▸ Data for processing:
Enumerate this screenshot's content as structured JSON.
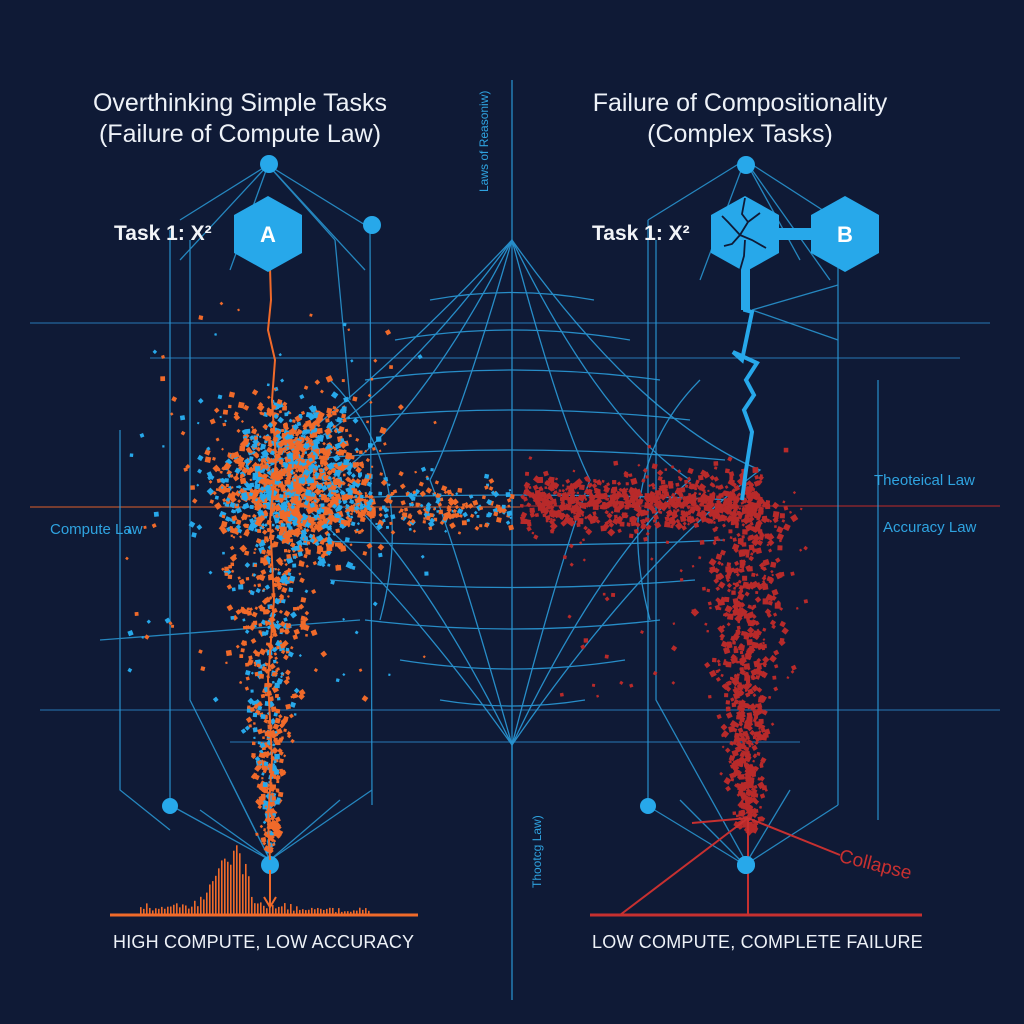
{
  "colors": {
    "background": "#0f1a36",
    "grid_blue": "#2a9ad8",
    "node_blue": "#27a8ea",
    "orange": "#f06a2a",
    "red": "#b82a2a",
    "text": "#eef2f8"
  },
  "left_panel": {
    "title_line1": "Overthinking Simple Tasks",
    "title_line2": "(Failure of Compute Law)",
    "task_label": "Task 1: X²",
    "hex_label": "A",
    "law_label": "Compute Law",
    "caption": "HIGH COMPUTE, LOW ACCURACY"
  },
  "right_panel": {
    "title_line1": "Failure of Compositionality",
    "title_line2": "(Complex Tasks)",
    "task_label": "Task 1: X²",
    "hex_label": "B",
    "law_label_top": "Theoteical Law",
    "law_label_bottom": "Accuracy Law",
    "collapse_label": "Collapse",
    "caption": "LOW COMPUTE, COMPLETE FAILURE"
  },
  "center": {
    "vertical_label_top": "Laws of Reasoniw)",
    "vertical_label_bottom": "Thootcg Law)"
  },
  "icons": {
    "hex_a": "hexagon-node-icon",
    "hex_cracked": "cracked-hexagon-icon",
    "hex_b": "hexagon-node-icon",
    "network_nodes": "circle-node-icon"
  }
}
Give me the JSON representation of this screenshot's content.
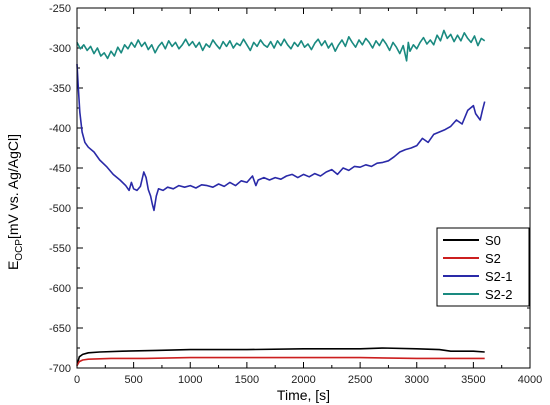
{
  "chart_data": {
    "type": "line",
    "xlabel": "Time, [s]",
    "ylabel": {
      "main": "E",
      "sub": "OCP",
      "rest": "[mV vs. Ag/AgCl]"
    },
    "xlim": [
      0,
      4000
    ],
    "ylim": [
      -700,
      -250
    ],
    "xticks": [
      "0",
      "500",
      "1000",
      "1500",
      "2000",
      "2500",
      "3000",
      "3500",
      "4000"
    ],
    "yticks": [
      "-250",
      "-300",
      "-350",
      "-400",
      "-450",
      "-500",
      "-550",
      "-600",
      "-650",
      "-700"
    ],
    "grid": false,
    "legend_position": "lower-right",
    "series": [
      {
        "name": "S0",
        "color": "#000000",
        "points": [
          [
            0,
            -697
          ],
          [
            20,
            -686
          ],
          [
            50,
            -683
          ],
          [
            100,
            -681
          ],
          [
            200,
            -680
          ],
          [
            400,
            -679
          ],
          [
            700,
            -678
          ],
          [
            1000,
            -677
          ],
          [
            1500,
            -677
          ],
          [
            2000,
            -676
          ],
          [
            2500,
            -676
          ],
          [
            2700,
            -675
          ],
          [
            3000,
            -676
          ],
          [
            3200,
            -677
          ],
          [
            3300,
            -679
          ],
          [
            3500,
            -679
          ],
          [
            3600,
            -680
          ]
        ]
      },
      {
        "name": "S2",
        "color": "#cc1f1f",
        "points": [
          [
            0,
            -697
          ],
          [
            20,
            -692
          ],
          [
            50,
            -690
          ],
          [
            100,
            -689
          ],
          [
            300,
            -688
          ],
          [
            600,
            -688
          ],
          [
            1000,
            -687
          ],
          [
            1500,
            -687
          ],
          [
            2000,
            -687
          ],
          [
            2500,
            -687
          ],
          [
            3000,
            -688
          ],
          [
            3300,
            -688
          ],
          [
            3600,
            -688
          ]
        ]
      },
      {
        "name": "S2-1",
        "color": "#2a2aa8",
        "points": [
          [
            0,
            -320
          ],
          [
            10,
            -345
          ],
          [
            25,
            -380
          ],
          [
            45,
            -405
          ],
          [
            70,
            -418
          ],
          [
            100,
            -424
          ],
          [
            150,
            -430
          ],
          [
            200,
            -440
          ],
          [
            260,
            -448
          ],
          [
            320,
            -458
          ],
          [
            380,
            -465
          ],
          [
            430,
            -472
          ],
          [
            460,
            -478
          ],
          [
            480,
            -468
          ],
          [
            500,
            -476
          ],
          [
            530,
            -478
          ],
          [
            560,
            -473
          ],
          [
            590,
            -455
          ],
          [
            610,
            -462
          ],
          [
            630,
            -477
          ],
          [
            650,
            -485
          ],
          [
            665,
            -495
          ],
          [
            680,
            -503
          ],
          [
            700,
            -485
          ],
          [
            720,
            -476
          ],
          [
            760,
            -478
          ],
          [
            800,
            -474
          ],
          [
            850,
            -476
          ],
          [
            900,
            -472
          ],
          [
            950,
            -474
          ],
          [
            1000,
            -472
          ],
          [
            1050,
            -475
          ],
          [
            1100,
            -471
          ],
          [
            1150,
            -472
          ],
          [
            1200,
            -474
          ],
          [
            1250,
            -470
          ],
          [
            1300,
            -473
          ],
          [
            1350,
            -468
          ],
          [
            1400,
            -472
          ],
          [
            1450,
            -466
          ],
          [
            1500,
            -468
          ],
          [
            1550,
            -460
          ],
          [
            1580,
            -472
          ],
          [
            1600,
            -465
          ],
          [
            1650,
            -462
          ],
          [
            1700,
            -465
          ],
          [
            1750,
            -462
          ],
          [
            1800,
            -464
          ],
          [
            1850,
            -460
          ],
          [
            1900,
            -458
          ],
          [
            1950,
            -462
          ],
          [
            2000,
            -458
          ],
          [
            2050,
            -461
          ],
          [
            2100,
            -457
          ],
          [
            2150,
            -460
          ],
          [
            2200,
            -455
          ],
          [
            2250,
            -452
          ],
          [
            2300,
            -458
          ],
          [
            2350,
            -450
          ],
          [
            2400,
            -453
          ],
          [
            2450,
            -448
          ],
          [
            2500,
            -449
          ],
          [
            2550,
            -446
          ],
          [
            2600,
            -448
          ],
          [
            2650,
            -444
          ],
          [
            2700,
            -443
          ],
          [
            2750,
            -441
          ],
          [
            2800,
            -436
          ],
          [
            2850,
            -430
          ],
          [
            2900,
            -427
          ],
          [
            2950,
            -425
          ],
          [
            3000,
            -422
          ],
          [
            3050,
            -413
          ],
          [
            3100,
            -418
          ],
          [
            3150,
            -408
          ],
          [
            3200,
            -405
          ],
          [
            3250,
            -402
          ],
          [
            3300,
            -398
          ],
          [
            3350,
            -390
          ],
          [
            3400,
            -395
          ],
          [
            3450,
            -378
          ],
          [
            3500,
            -372
          ],
          [
            3520,
            -382
          ],
          [
            3560,
            -390
          ],
          [
            3580,
            -378
          ],
          [
            3600,
            -367
          ]
        ]
      },
      {
        "name": "S2-2",
        "color": "#1a8a80",
        "points": [
          [
            0,
            -293
          ],
          [
            30,
            -301
          ],
          [
            60,
            -296
          ],
          [
            90,
            -303
          ],
          [
            120,
            -298
          ],
          [
            150,
            -307
          ],
          [
            180,
            -300
          ],
          [
            210,
            -310
          ],
          [
            240,
            -306
          ],
          [
            270,
            -313
          ],
          [
            300,
            -304
          ],
          [
            330,
            -310
          ],
          [
            360,
            -299
          ],
          [
            390,
            -306
          ],
          [
            420,
            -296
          ],
          [
            450,
            -301
          ],
          [
            480,
            -293
          ],
          [
            510,
            -299
          ],
          [
            540,
            -290
          ],
          [
            570,
            -298
          ],
          [
            600,
            -293
          ],
          [
            630,
            -302
          ],
          [
            660,
            -296
          ],
          [
            690,
            -306
          ],
          [
            720,
            -298
          ],
          [
            750,
            -293
          ],
          [
            780,
            -301
          ],
          [
            810,
            -291
          ],
          [
            840,
            -298
          ],
          [
            870,
            -293
          ],
          [
            900,
            -301
          ],
          [
            930,
            -296
          ],
          [
            960,
            -289
          ],
          [
            990,
            -297
          ],
          [
            1020,
            -292
          ],
          [
            1050,
            -299
          ],
          [
            1080,
            -293
          ],
          [
            1110,
            -303
          ],
          [
            1140,
            -295
          ],
          [
            1170,
            -299
          ],
          [
            1200,
            -290
          ],
          [
            1230,
            -296
          ],
          [
            1260,
            -301
          ],
          [
            1290,
            -292
          ],
          [
            1320,
            -298
          ],
          [
            1350,
            -291
          ],
          [
            1380,
            -300
          ],
          [
            1410,
            -294
          ],
          [
            1440,
            -297
          ],
          [
            1470,
            -289
          ],
          [
            1500,
            -296
          ],
          [
            1530,
            -303
          ],
          [
            1560,
            -293
          ],
          [
            1590,
            -298
          ],
          [
            1620,
            -290
          ],
          [
            1650,
            -296
          ],
          [
            1680,
            -299
          ],
          [
            1710,
            -292
          ],
          [
            1740,
            -300
          ],
          [
            1770,
            -291
          ],
          [
            1800,
            -297
          ],
          [
            1830,
            -289
          ],
          [
            1860,
            -296
          ],
          [
            1890,
            -301
          ],
          [
            1920,
            -293
          ],
          [
            1950,
            -298
          ],
          [
            1980,
            -291
          ],
          [
            2010,
            -299
          ],
          [
            2040,
            -295
          ],
          [
            2070,
            -302
          ],
          [
            2100,
            -294
          ],
          [
            2130,
            -289
          ],
          [
            2160,
            -297
          ],
          [
            2190,
            -291
          ],
          [
            2220,
            -300
          ],
          [
            2250,
            -294
          ],
          [
            2280,
            -304
          ],
          [
            2310,
            -296
          ],
          [
            2340,
            -290
          ],
          [
            2370,
            -298
          ],
          [
            2400,
            -286
          ],
          [
            2430,
            -293
          ],
          [
            2460,
            -299
          ],
          [
            2490,
            -290
          ],
          [
            2520,
            -296
          ],
          [
            2550,
            -288
          ],
          [
            2580,
            -293
          ],
          [
            2610,
            -300
          ],
          [
            2640,
            -291
          ],
          [
            2670,
            -297
          ],
          [
            2700,
            -289
          ],
          [
            2730,
            -295
          ],
          [
            2760,
            -303
          ],
          [
            2790,
            -293
          ],
          [
            2820,
            -299
          ],
          [
            2850,
            -307
          ],
          [
            2880,
            -297
          ],
          [
            2910,
            -316
          ],
          [
            2925,
            -293
          ],
          [
            2940,
            -304
          ],
          [
            2970,
            -296
          ],
          [
            3000,
            -301
          ],
          [
            3030,
            -293
          ],
          [
            3060,
            -287
          ],
          [
            3090,
            -295
          ],
          [
            3120,
            -290
          ],
          [
            3150,
            -296
          ],
          [
            3180,
            -284
          ],
          [
            3210,
            -291
          ],
          [
            3240,
            -278
          ],
          [
            3270,
            -288
          ],
          [
            3300,
            -283
          ],
          [
            3330,
            -292
          ],
          [
            3360,
            -284
          ],
          [
            3390,
            -291
          ],
          [
            3420,
            -281
          ],
          [
            3450,
            -288
          ],
          [
            3480,
            -293
          ],
          [
            3510,
            -285
          ],
          [
            3540,
            -297
          ],
          [
            3570,
            -288
          ],
          [
            3600,
            -291
          ]
        ]
      }
    ]
  }
}
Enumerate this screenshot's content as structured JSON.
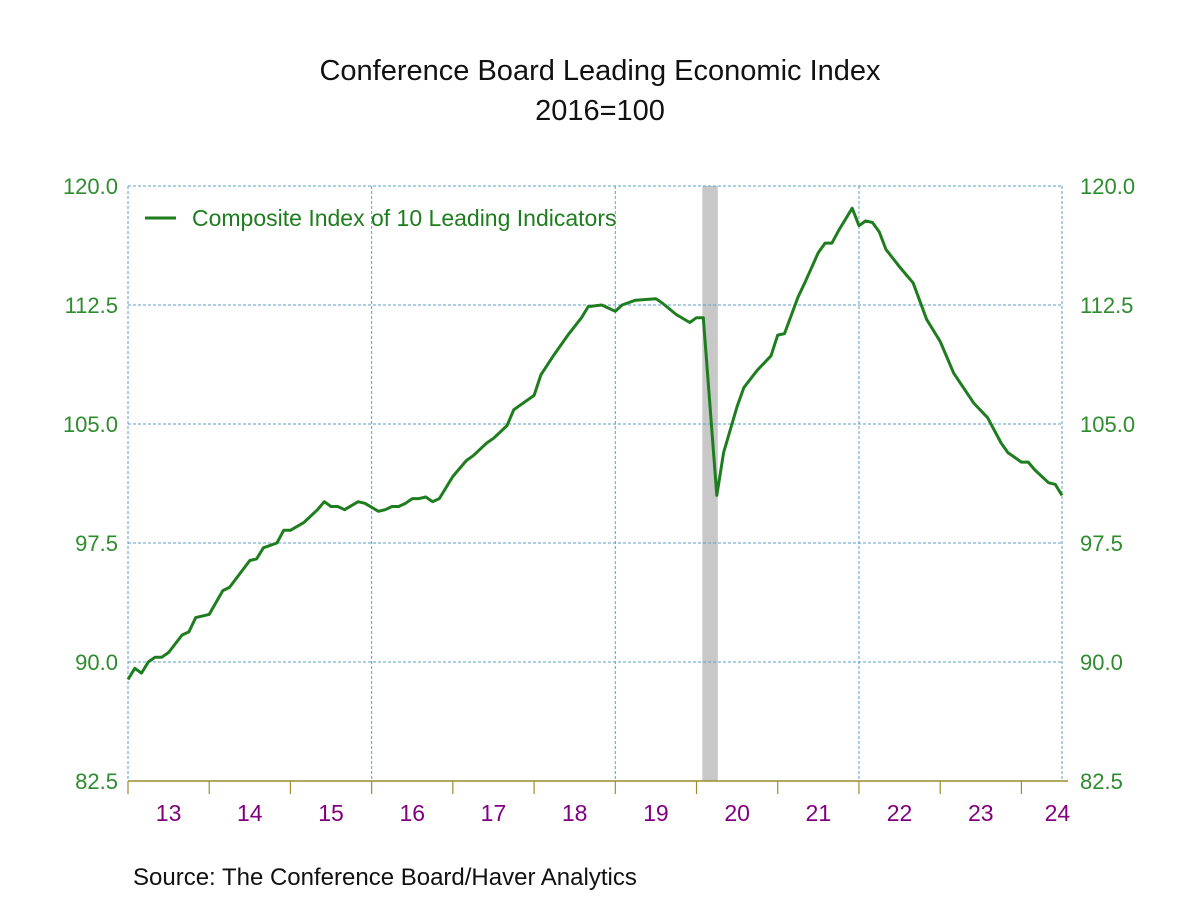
{
  "chart_data": {
    "type": "line",
    "title": "Conference Board Leading Economic Index",
    "subtitle": "2016=100",
    "xlabel": "",
    "ylabel": "",
    "ylim": [
      82.5,
      120.0
    ],
    "yticks": [
      "82.5",
      "90.0",
      "97.5",
      "105.0",
      "112.5",
      "120.0"
    ],
    "xlim": [
      "2013-01",
      "2024-07"
    ],
    "xtick_labels": [
      "13",
      "14",
      "15",
      "16",
      "17",
      "18",
      "19",
      "20",
      "21",
      "22",
      "23",
      "24"
    ],
    "grid": true,
    "legend_position": "top-left",
    "recession_shading": {
      "start": "2020-02",
      "end": "2020-04",
      "color": "#c8c8c8"
    },
    "colors": {
      "line": "#1e7d1e",
      "ytick": "#2e8b2e",
      "xtick": "#800080",
      "grid": "#5b9fce",
      "axis": "#9c8c2c"
    },
    "series": [
      {
        "name": "Composite Index of 10 Leading Indicators",
        "x": [
          "2013-01",
          "2013-02",
          "2013-03",
          "2013-04",
          "2013-05",
          "2013-06",
          "2013-07",
          "2013-09",
          "2013-10",
          "2013-11",
          "2014-01",
          "2014-03",
          "2014-04",
          "2014-07",
          "2014-08",
          "2014-09",
          "2014-11",
          "2014-12",
          "2015-01",
          "2015-03",
          "2015-05",
          "2015-06",
          "2015-07",
          "2015-08",
          "2015-09",
          "2015-11",
          "2015-12",
          "2016-02",
          "2016-03",
          "2016-04",
          "2016-05",
          "2016-06",
          "2016-07",
          "2016-08",
          "2016-09",
          "2016-10",
          "2016-11",
          "2017-01",
          "2017-03",
          "2017-04",
          "2017-06",
          "2017-07",
          "2017-09",
          "2017-10",
          "2018-01",
          "2018-02",
          "2018-04",
          "2018-06",
          "2018-08",
          "2018-09",
          "2018-11",
          "2019-01",
          "2019-02",
          "2019-04",
          "2019-07",
          "2019-08",
          "2019-10",
          "2019-12",
          "2020-01",
          "2020-02",
          "2020-04",
          "2020-05",
          "2020-07",
          "2020-08",
          "2020-10",
          "2020-12",
          "2021-01",
          "2021-02",
          "2021-04",
          "2021-05",
          "2021-07",
          "2021-08",
          "2021-09",
          "2021-10",
          "2021-12",
          "2022-01",
          "2022-02",
          "2022-03",
          "2022-04",
          "2022-05",
          "2022-07",
          "2022-08",
          "2022-09",
          "2022-11",
          "2023-01",
          "2023-03",
          "2023-06",
          "2023-08",
          "2023-10",
          "2023-11",
          "2024-01",
          "2024-02",
          "2024-03",
          "2024-05",
          "2024-06",
          "2024-07"
        ],
        "values": [
          88.9,
          89.6,
          89.3,
          90.0,
          90.3,
          90.3,
          90.6,
          91.7,
          91.9,
          92.8,
          93.0,
          94.5,
          94.7,
          96.4,
          96.5,
          97.2,
          97.5,
          98.3,
          98.3,
          98.8,
          99.6,
          100.1,
          99.8,
          99.8,
          99.6,
          100.1,
          100.0,
          99.5,
          99.6,
          99.8,
          99.8,
          100.0,
          100.3,
          100.3,
          100.4,
          100.1,
          100.3,
          101.7,
          102.7,
          103.0,
          103.8,
          104.1,
          104.9,
          105.9,
          106.8,
          108.1,
          109.4,
          110.6,
          111.7,
          112.4,
          112.5,
          112.1,
          112.5,
          112.8,
          112.9,
          112.6,
          111.9,
          111.4,
          111.7,
          111.7,
          100.5,
          103.2,
          106.1,
          107.3,
          108.4,
          109.3,
          110.6,
          110.7,
          113.0,
          113.9,
          115.8,
          116.4,
          116.4,
          117.2,
          118.6,
          117.5,
          117.8,
          117.7,
          117.1,
          116.0,
          114.9,
          114.4,
          113.9,
          111.6,
          110.2,
          108.2,
          106.3,
          105.4,
          103.8,
          103.2,
          102.6,
          102.6,
          102.1,
          101.3,
          101.2,
          100.5
        ]
      }
    ]
  },
  "source": "Source:  The Conference Board/Haver Analytics"
}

▸ What is asked:
In the records above, how many lines include the string "Index"? Answer with only the number.

▸ Finished task:
2